## Exercise brief
Report every line below that holds the word "with".

## Records for this exercise
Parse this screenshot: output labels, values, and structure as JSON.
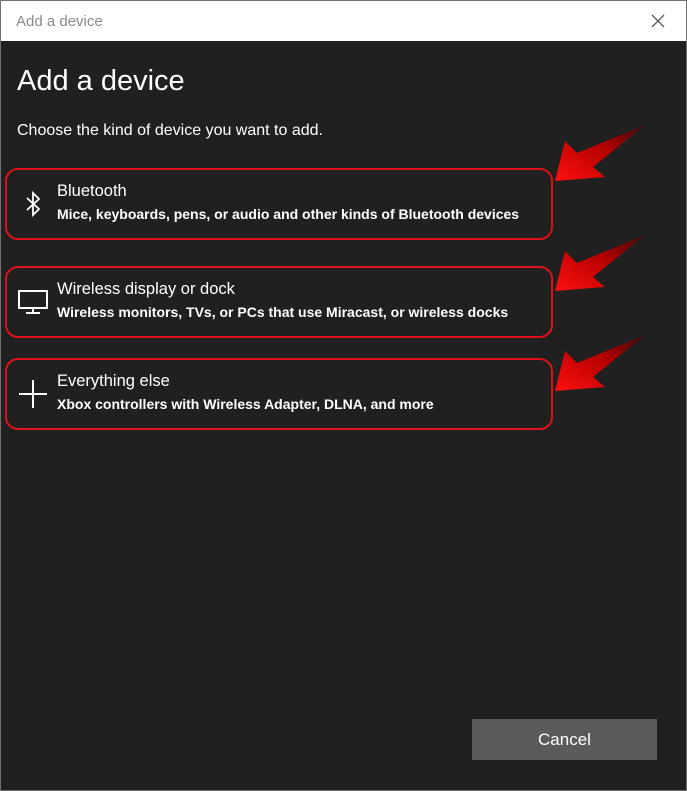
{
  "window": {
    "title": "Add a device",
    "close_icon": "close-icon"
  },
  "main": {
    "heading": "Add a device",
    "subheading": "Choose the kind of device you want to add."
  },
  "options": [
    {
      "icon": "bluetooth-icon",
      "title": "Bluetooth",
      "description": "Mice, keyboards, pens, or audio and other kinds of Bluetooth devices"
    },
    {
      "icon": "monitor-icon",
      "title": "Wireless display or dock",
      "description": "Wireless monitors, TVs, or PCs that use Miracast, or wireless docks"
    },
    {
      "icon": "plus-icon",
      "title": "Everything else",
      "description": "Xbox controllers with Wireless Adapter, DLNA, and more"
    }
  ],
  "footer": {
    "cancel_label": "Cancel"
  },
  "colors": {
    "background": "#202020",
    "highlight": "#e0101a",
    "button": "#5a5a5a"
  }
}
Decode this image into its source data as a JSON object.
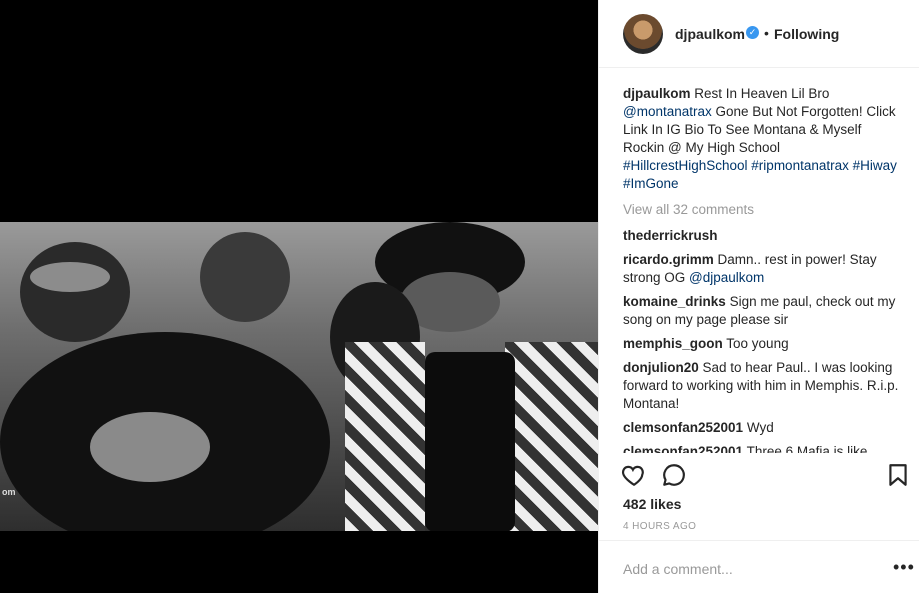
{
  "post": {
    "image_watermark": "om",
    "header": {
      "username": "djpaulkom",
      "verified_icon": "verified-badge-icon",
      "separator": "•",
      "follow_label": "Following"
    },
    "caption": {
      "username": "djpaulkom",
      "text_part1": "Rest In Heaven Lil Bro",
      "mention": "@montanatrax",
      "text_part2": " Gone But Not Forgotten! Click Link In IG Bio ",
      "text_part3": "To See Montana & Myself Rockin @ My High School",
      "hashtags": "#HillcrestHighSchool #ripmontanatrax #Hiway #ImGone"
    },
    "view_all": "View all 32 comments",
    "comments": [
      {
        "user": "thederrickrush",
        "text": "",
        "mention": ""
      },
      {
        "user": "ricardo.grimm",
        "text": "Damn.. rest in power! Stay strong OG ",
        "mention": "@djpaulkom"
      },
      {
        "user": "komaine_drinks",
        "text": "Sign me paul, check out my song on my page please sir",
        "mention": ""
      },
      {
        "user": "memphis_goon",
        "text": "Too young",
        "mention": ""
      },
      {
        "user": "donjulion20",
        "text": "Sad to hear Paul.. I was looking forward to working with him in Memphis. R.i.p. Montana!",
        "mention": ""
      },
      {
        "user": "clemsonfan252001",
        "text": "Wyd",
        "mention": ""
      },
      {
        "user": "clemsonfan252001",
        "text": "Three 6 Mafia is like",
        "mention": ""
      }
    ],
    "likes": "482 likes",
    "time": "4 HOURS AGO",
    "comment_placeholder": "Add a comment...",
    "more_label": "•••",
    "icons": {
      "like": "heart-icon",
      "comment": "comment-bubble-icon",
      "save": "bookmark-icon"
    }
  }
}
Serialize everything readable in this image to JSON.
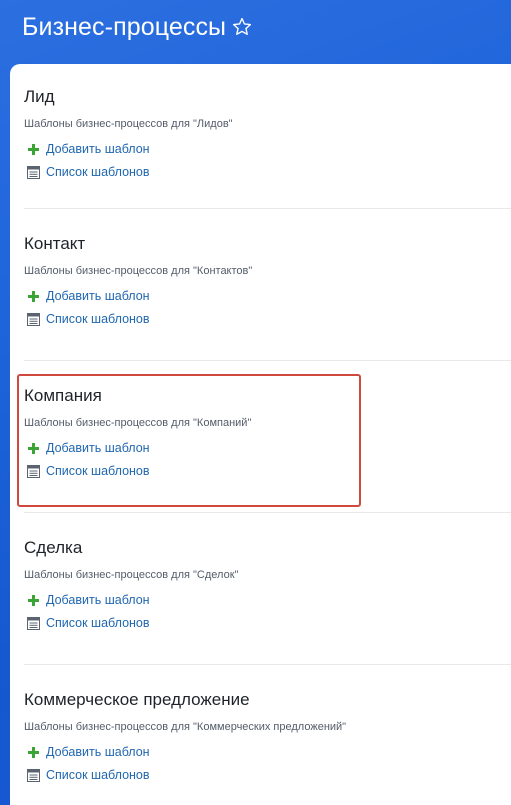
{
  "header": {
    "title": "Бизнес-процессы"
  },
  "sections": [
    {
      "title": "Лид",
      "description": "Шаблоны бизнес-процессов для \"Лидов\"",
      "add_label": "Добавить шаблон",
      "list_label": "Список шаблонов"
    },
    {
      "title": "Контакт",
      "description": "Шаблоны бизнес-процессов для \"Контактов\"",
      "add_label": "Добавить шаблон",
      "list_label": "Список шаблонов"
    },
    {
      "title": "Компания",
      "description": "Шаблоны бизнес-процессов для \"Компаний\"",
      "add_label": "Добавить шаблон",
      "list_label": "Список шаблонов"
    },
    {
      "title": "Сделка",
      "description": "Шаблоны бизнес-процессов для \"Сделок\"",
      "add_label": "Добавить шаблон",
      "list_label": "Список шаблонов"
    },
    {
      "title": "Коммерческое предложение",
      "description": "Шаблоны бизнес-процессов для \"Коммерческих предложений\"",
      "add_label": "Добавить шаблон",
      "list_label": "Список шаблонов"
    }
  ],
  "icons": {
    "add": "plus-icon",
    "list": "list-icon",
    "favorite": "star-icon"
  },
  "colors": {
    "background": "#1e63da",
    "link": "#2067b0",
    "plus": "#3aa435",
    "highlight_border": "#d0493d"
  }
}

## Result for this exercise
      "description": "Xbox controllers with Wireless Adapter, DLNA, and more"
        "text": "Sad to hear Paul.. I was looking forward to working with him in Memphis. R.i.p. Montana!",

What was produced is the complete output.